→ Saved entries
..........
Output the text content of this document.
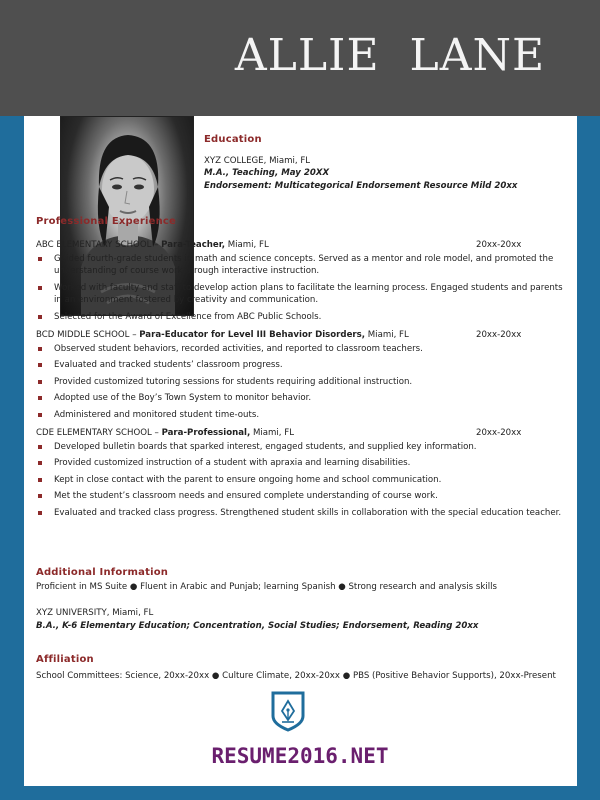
ALLIE  LANE
Education
XYZ COLLEGE, Miami, FL
M.A., Teaching, May 20XX
Endorsement: Multicategorical Endorsement Resource Mild 20xx
Professional Experience
ABC ELEMENTARY SCHOOL – Para-Teacher, Miami, FL	20xx-20xx
Guided fourth-grade students in math and science concepts. Served as a mentor and role model, and promoted the understanding of course work through interactive instruction.
Worked with faculty and staff to develop action plans to facilitate the learning process. Engaged students and parents in an environment fostered by creativity and communication.
Selected for the Award of Excellence from ABC Public Schools.
BCD MIDDLE SCHOOL – Para-Educator for Level III Behavior Disorders, Miami, FL	20xx-20xx
Observed student behaviors, recorded activities, and reported to classroom teachers.
Evaluated and tracked students’ classroom progress.
Provided customized tutoring sessions for students requiring additional instruction.
Adopted use of the Boy’s Town System to monitor behavior.
Administered and monitored student time-outs.
CDE ELEMENTARY SCHOOL – Para-Professional, Miami, FL	20xx-20xx
Developed bulletin boards that sparked interest, engaged students, and supplied key information.
Provided customized instruction of a student with apraxia and learning disabilities.
Kept in close contact with the parent to ensure ongoing home and school communication.
Met the student’s classroom needs and ensured complete understanding of course work.
Evaluated and tracked class progress. Strengthened student skills in collaboration with the special education teacher.
Additional Information
Proficient in MS Suite ● Fluent in Arabic and Punjab; learning Spanish ● Strong research and analysis skills
XYZ UNIVERSITY, Miami, FL
B.A., K-6 Elementary Education; Concentration, Social Studies; Endorsement, Reading 20xx
Affiliation
School Committees: Science, 20xx-20xx ● Culture Climate, 20xx-20xx ● PBS (Positive Behavior Supports), 20xx-Present
RESUME2016.NET
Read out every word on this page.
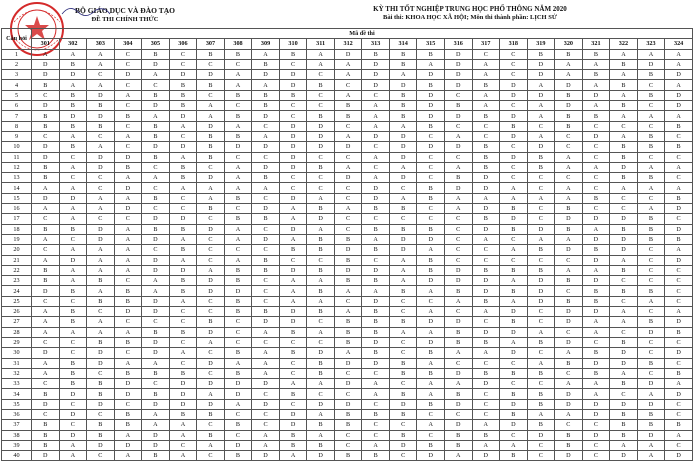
BỘ GIÁO DỤC VÀ ĐÀO TẠO
ĐỀ THI CHÍNH THỨC
KỲ THI TỐT NGHIỆP TRUNG HỌC PHỔ THÔNG NĂM 2020
Bài thi: KHOA HỌC XÃ HỘI; Môn thi thành phần: LỊCH SỬ
Câu hỏi	Mã đề thi																							
	301	302	303	304	305	306	307	308	309	310	311	312	313	314	315	316	317	318	319	320	321	322	323	324
1	A	A	A	C	B	C	B	B	A	B	A	D	B	B	B	D	C	C	B	B	B	A	A	A
2	D	B	A	C	D	C	C	C	B	C	A	A	D	B	A	D	A	C	D	A	A	B	D	A
3	D	D	C	D	A	D	D	A	D	D	C	A	D	A	D	D	A	C	D	A	B	A	B	D
4	B	A	A	C	C	B	B	A	A	D	B	C	D	D	B	D	B	D	A	D	A	B	C	A
5	C	B	D	A	B	B	C	B	B	B	C	A	C	B	D	C	A	D	D	B	D	A	B	D
6	D	B	B	C	D	B	A	C	B	C	C	B	A	B	D	B	A	C	A	D	A	B	C	D
7	B	D	D	B	A	D	A	B	D	C	B	B	A	B	D	D	B	D	A	B	B	A	A	A
8	B	B	B	C	B	A	D	A	C	D	D	C	A	A	B	C	C	B	C	B	C	C	C	B
9	C	A	C	A	B	C	B	B	A	D	D	A	D	D	C	A	C	D	A	C	D	A	B	C
10	D	B	A	C	D	D	B	D	D	D	D	D	C	D	D	D	B	C	D	C	C	B	B	B
11	D	C	D	D	B	A	B	C	C	D	C	C	A	D	C	C	B	D	B	A	C	B	C	C
12	B	A	D	B	C	B	C	A	D	D	B	A	C	A	C	A	B	C	B	A	A	D	A	A
13	B	C	C	A	A	B	D	A	B	C	C	D	A	D	C	B	D	C	C	C	C	B	B	C
14	A	A	C	D	C	A	A	A	A	C	C	C	D	C	B	D	D	A	C	A	C	A	A	A
15	D	D	A	A	B	C	A	B	C	D	A	C	D	A	B	A	A	A	A	A	B	C	C	B
16	A	A	A	D	C	C	B	C	D	A	B	A	B	B	C	A	D	B	C	B	C	C	A	D
17	C	A	C	C	D	D	C	B	B	A	D	C	C	C	C	C	B	D	C	D	D	D	B	C
18	B	B	D	A	B	B	D	A	C	D	A	C	B	B	B	C	D	B	D	B	A	B	B	D
19	A	C	D	A	D	A	C	A	D	A	B	B	A	D	D	C	A	C	A	A	D	D	B	B
20	C	A	A	A	C	B	C	C	C	B	B	D	B	D	A	C	C	A	B	D	B	D	C	A
21	A	D	A	A	D	A	C	A	B	C	C	B	C	A	B	C	C	C	C	C	D	A	C	D
22	B	A	A	A	D	D	A	B	B	D	B	D	D	A	B	D	B	B	B	A	A	B	C	C
23	B	A	B	C	A	B	D	B	C	A	A	B	B	A	D	D	D	A	D	B	D	C	C	C
24	D	B	A	B	A	B	D	D	C	A	B	A	A	B	A	B	D	B	D	C	B	B	B	C
25	C	C	B	B	D	A	C	B	C	A	A	C	D	C	C	A	B	A	D	B	B	C	A	C
26	A	B	C	D	D	C	C	B	B	D	B	A	B	C	A	C	A	D	C	D	D	A	C	A
27	A	B	A	C	C	C	B	C	D	D	C	B	B	B	D	D	C	B	C	D	A	A	B	D
28	A	A	A	A	B	B	D	C	A	B	A	B	B	A	A	B	D	D	A	C	A	C	D	B
29	C	C	B	B	D	C	A	C	C	C	C	B	D	C	D	B	B	A	B	D	C	B	C	C
30	D	C	D	C	D	A	C	B	A	B	D	A	B	C	B	A	A	D	C	A	B	D	C	D
31	A	B	D	A	A	C	D	A	A	C	B	D	D	B	A	C	C	C	A	B	D	D	B	C
32	A	B	C	B	B	B	C	B	A	C	B	C	C	B	B	D	B	B	B	C	B	A	C	B
33	C	B	B	D	C	D	D	D	D	A	A	D	A	C	A	A	D	C	C	A	A	B	D	A
34	B	D	B	D	B	D	A	D	C	B	C	C	A	B	A	B	C	B	B	D	A	C	A	D
35	D	C	D	C	D	D	D	A	D	C	D	D	C	D	B	D	C	D	B	D	D	D	D	C
36	C	D	C	B	A	B	B	C	C	D	A	B	B	B	C	C	C	B	A	A	D	B	B	C
37	B	C	B	B	A	A	C	B	C	D	B	B	C	C	A	D	A	D	B	C	C	B	B	B
38	B	D	B	A	D	A	B	C	A	B	A	C	C	B	C	B	B	C	D	B	D	B	D	A
39	B	A	D	D	D	C	A	D	A	B	B	C	A	D	B	B	A	A	C	B	C	A	A	C
40	D	A	C	A	B	A	C	B	D	A	D	B	B	C	D	A	D	B	C	D	C	D	A	D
..........
→ Task requirements
Show, from the listing above, each line that contains the word "Miami".

→ Result of the exercise
XYZ COLLEGE, Miami, FL
ABC ELEMENTARY SCHOOL – Para-Teacher, Miami, FL	20xx-20xx
BCD MIDDLE SCHOOL – Para-Educator for Level III Behavior Disorders, Miami, FL	20xx-20xx
CDE ELEMENTARY SCHOOL – Para-Professional, Miami, FL	20xx-20xx
XYZ UNIVERSITY, Miami, FL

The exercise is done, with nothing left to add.